Exercise task: Give back the full listing verbatim, apart from its images.

"""

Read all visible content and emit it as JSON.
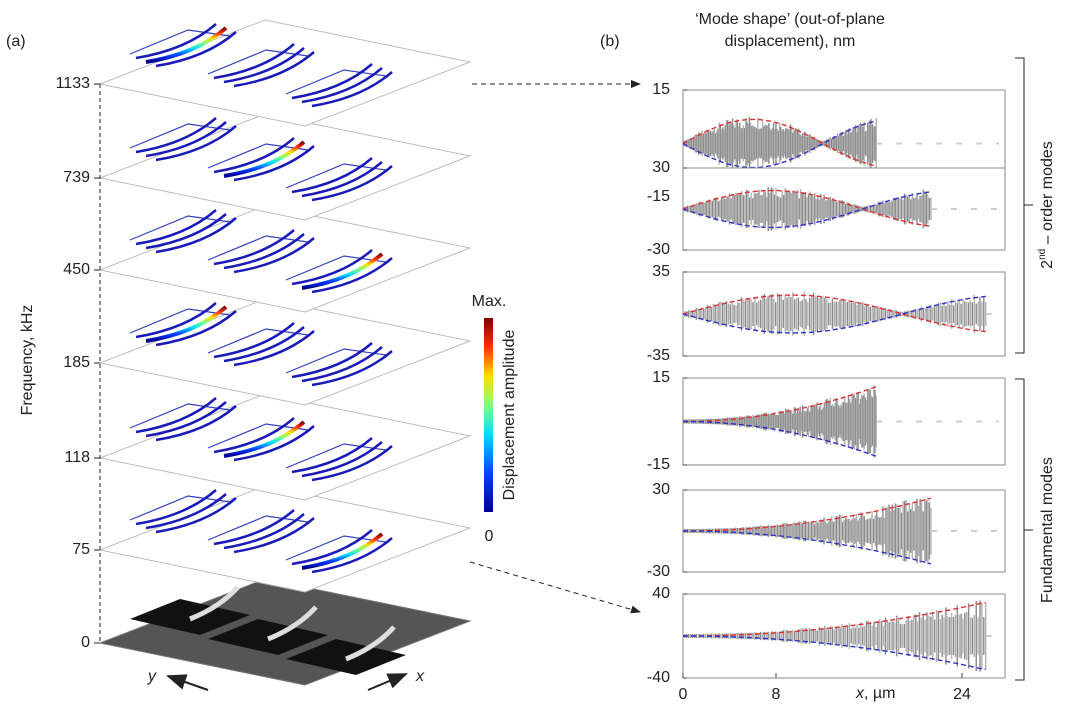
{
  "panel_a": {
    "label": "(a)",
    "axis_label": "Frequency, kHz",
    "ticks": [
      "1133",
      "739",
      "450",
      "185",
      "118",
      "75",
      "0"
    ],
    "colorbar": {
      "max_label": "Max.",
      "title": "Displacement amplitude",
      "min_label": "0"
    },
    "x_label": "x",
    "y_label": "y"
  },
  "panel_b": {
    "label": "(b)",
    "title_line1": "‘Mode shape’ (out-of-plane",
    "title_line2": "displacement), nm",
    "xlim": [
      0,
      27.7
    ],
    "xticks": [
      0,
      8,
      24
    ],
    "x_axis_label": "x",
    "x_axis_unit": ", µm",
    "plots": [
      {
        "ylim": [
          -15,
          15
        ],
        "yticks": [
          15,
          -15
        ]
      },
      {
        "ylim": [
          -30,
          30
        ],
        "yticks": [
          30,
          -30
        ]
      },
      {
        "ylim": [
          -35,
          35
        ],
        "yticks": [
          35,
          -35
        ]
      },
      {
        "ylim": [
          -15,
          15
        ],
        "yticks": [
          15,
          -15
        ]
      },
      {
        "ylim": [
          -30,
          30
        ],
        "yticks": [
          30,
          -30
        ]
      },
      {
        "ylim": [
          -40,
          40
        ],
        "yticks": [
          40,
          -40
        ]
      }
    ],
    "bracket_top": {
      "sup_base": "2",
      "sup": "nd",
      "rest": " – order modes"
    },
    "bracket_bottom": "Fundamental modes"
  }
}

"""

Result of this task:
Read all visible content and emit it as JSON.
{
  "panel_a": {
    "label": "(a)",
    "axis_label": "Frequency, kHz",
    "ticks": [
      "1133",
      "739",
      "450",
      "185",
      "118",
      "75",
      "0"
    ],
    "colorbar": {
      "max_label": "Max.",
      "title": "Displacement amplitude",
      "min_label": "0"
    },
    "x_label": "x",
    "y_label": "y"
  },
  "panel_b": {
    "label": "(b)",
    "title_line1": "‘Mode shape’ (out-of-plane",
    "title_line2": "displacement), nm",
    "xlim": [
      0,
      27.7
    ],
    "xticks": [
      0,
      8,
      24
    ],
    "x_axis_label": "x",
    "x_axis_unit": ", µm",
    "plots": [
      {
        "ylim": [
          -15,
          15
        ],
        "yticks": [
          15,
          -15
        ]
      },
      {
        "ylim": [
          -30,
          30
        ],
        "yticks": [
          30,
          -30
        ]
      },
      {
        "ylim": [
          -35,
          35
        ],
        "yticks": [
          35,
          -35
        ]
      },
      {
        "ylim": [
          -15,
          15
        ],
        "yticks": [
          15,
          -15
        ]
      },
      {
        "ylim": [
          -30,
          30
        ],
        "yticks": [
          30,
          -30
        ]
      },
      {
        "ylim": [
          -40,
          40
        ],
        "yticks": [
          40,
          -40
        ]
      }
    ],
    "bracket_top": {
      "sup_base": "2",
      "sup": "nd",
      "rest": " – order modes"
    },
    "bracket_bottom": "Fundamental modes"
  }
}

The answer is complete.